◆ Directive ◆
Look at the entries below and reproduce them exactly.

◆ Extracted material ◆
____
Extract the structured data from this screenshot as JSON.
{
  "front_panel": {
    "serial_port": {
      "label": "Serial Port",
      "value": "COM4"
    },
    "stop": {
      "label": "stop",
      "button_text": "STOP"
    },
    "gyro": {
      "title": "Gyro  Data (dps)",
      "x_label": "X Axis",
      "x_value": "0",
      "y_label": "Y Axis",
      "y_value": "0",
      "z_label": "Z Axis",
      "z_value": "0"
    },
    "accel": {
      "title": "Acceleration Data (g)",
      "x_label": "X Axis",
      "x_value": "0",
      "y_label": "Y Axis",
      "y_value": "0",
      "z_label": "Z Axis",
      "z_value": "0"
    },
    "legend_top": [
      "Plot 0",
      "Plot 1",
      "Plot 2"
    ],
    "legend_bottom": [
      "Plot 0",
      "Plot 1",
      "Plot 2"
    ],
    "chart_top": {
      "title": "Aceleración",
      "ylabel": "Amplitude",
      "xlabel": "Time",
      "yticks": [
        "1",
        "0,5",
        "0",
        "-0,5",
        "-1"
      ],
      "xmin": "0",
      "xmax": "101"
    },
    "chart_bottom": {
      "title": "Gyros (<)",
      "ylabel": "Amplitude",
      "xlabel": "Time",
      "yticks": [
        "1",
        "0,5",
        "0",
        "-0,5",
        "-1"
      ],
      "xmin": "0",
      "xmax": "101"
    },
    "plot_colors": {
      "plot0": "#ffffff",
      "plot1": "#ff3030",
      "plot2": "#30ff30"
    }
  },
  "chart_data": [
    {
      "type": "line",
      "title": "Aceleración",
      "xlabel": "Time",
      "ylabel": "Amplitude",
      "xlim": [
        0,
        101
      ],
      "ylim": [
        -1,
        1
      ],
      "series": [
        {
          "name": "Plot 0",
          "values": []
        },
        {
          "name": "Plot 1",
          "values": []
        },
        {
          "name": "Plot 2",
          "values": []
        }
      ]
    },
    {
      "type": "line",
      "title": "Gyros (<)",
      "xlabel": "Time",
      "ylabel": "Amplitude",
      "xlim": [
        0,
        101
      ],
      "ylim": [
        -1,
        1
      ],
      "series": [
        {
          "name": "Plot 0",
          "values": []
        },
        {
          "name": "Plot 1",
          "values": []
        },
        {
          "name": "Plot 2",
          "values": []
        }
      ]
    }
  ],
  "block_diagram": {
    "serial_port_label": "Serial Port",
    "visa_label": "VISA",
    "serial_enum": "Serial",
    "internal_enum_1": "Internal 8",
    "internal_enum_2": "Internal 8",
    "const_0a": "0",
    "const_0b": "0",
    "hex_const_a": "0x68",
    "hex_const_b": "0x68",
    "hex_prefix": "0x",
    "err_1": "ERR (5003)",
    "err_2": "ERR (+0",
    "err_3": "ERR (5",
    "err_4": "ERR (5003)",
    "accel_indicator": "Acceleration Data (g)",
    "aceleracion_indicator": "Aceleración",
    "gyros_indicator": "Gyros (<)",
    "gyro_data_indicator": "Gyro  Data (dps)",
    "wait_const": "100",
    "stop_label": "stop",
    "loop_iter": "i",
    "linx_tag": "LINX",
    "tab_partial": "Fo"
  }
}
____
◆ Complete output ◆
Extract the structured data from this screenshot as JSON.
{
  "front_panel": {
    "serial_port": {
      "label": "Serial Port",
      "value": "COM4"
    },
    "stop": {
      "label": "stop",
      "button_text": "STOP"
    },
    "gyro": {
      "title": "Gyro  Data (dps)",
      "x_label": "X Axis",
      "x_value": "0",
      "y_label": "Y Axis",
      "y_value": "0",
      "z_label": "Z Axis",
      "z_value": "0"
    },
    "accel": {
      "title": "Acceleration Data (g)",
      "x_label": "X Axis",
      "x_value": "0",
      "y_label": "Y Axis",
      "y_value": "0",
      "z_label": "Z Axis",
      "z_value": "0"
    },
    "legend_top": [
      "Plot 0",
      "Plot 1",
      "Plot 2"
    ],
    "legend_bottom": [
      "Plot 0",
      "Plot 1",
      "Plot 2"
    ],
    "chart_top": {
      "title": "Aceleración",
      "ylabel": "Amplitude",
      "xlabel": "Time",
      "yticks": [
        "1",
        "0,5",
        "0",
        "-0,5",
        "-1"
      ],
      "xmin": "0",
      "xmax": "101"
    },
    "chart_bottom": {
      "title": "Gyros (<)",
      "ylabel": "Amplitude",
      "xlabel": "Time",
      "yticks": [
        "1",
        "0,5",
        "0",
        "-0,5",
        "-1"
      ],
      "xmin": "0",
      "xmax": "101"
    },
    "plot_colors": {
      "plot0": "#ffffff",
      "plot1": "#ff3030",
      "plot2": "#30ff30"
    }
  },
  "chart_data": [
    {
      "type": "line",
      "title": "Aceleración",
      "xlabel": "Time",
      "ylabel": "Amplitude",
      "xlim": [
        0,
        101
      ],
      "ylim": [
        -1,
        1
      ],
      "series": [
        {
          "name": "Plot 0",
          "values": []
        },
        {
          "name": "Plot 1",
          "values": []
        },
        {
          "name": "Plot 2",
          "values": []
        }
      ]
    },
    {
      "type": "line",
      "title": "Gyros (<)",
      "xlabel": "Time",
      "ylabel": "Amplitude",
      "xlim": [
        0,
        101
      ],
      "ylim": [
        -1,
        1
      ],
      "series": [
        {
          "name": "Plot 0",
          "values": []
        },
        {
          "name": "Plot 1",
          "values": []
        },
        {
          "name": "Plot 2",
          "values": []
        }
      ]
    }
  ],
  "block_diagram": {
    "serial_port_label": "Serial Port",
    "visa_label": "VISA",
    "serial_enum": "Serial",
    "internal_enum_1": "Internal 8",
    "internal_enum_2": "Internal 8",
    "const_0a": "0",
    "const_0b": "0",
    "hex_const_a": "0x68",
    "hex_const_b": "0x68",
    "hex_prefix": "0x",
    "err_1": "ERR (5003)",
    "err_2": "ERR (+0",
    "err_3": "ERR (5",
    "err_4": "ERR (5003)",
    "accel_indicator": "Acceleration Data (g)",
    "aceleracion_indicator": "Aceleración",
    "gyros_indicator": "Gyros (<)",
    "gyro_data_indicator": "Gyro  Data (dps)",
    "wait_const": "100",
    "stop_label": "stop",
    "loop_iter": "i",
    "linx_tag": "LINX",
    "tab_partial": "Fo"
  }
}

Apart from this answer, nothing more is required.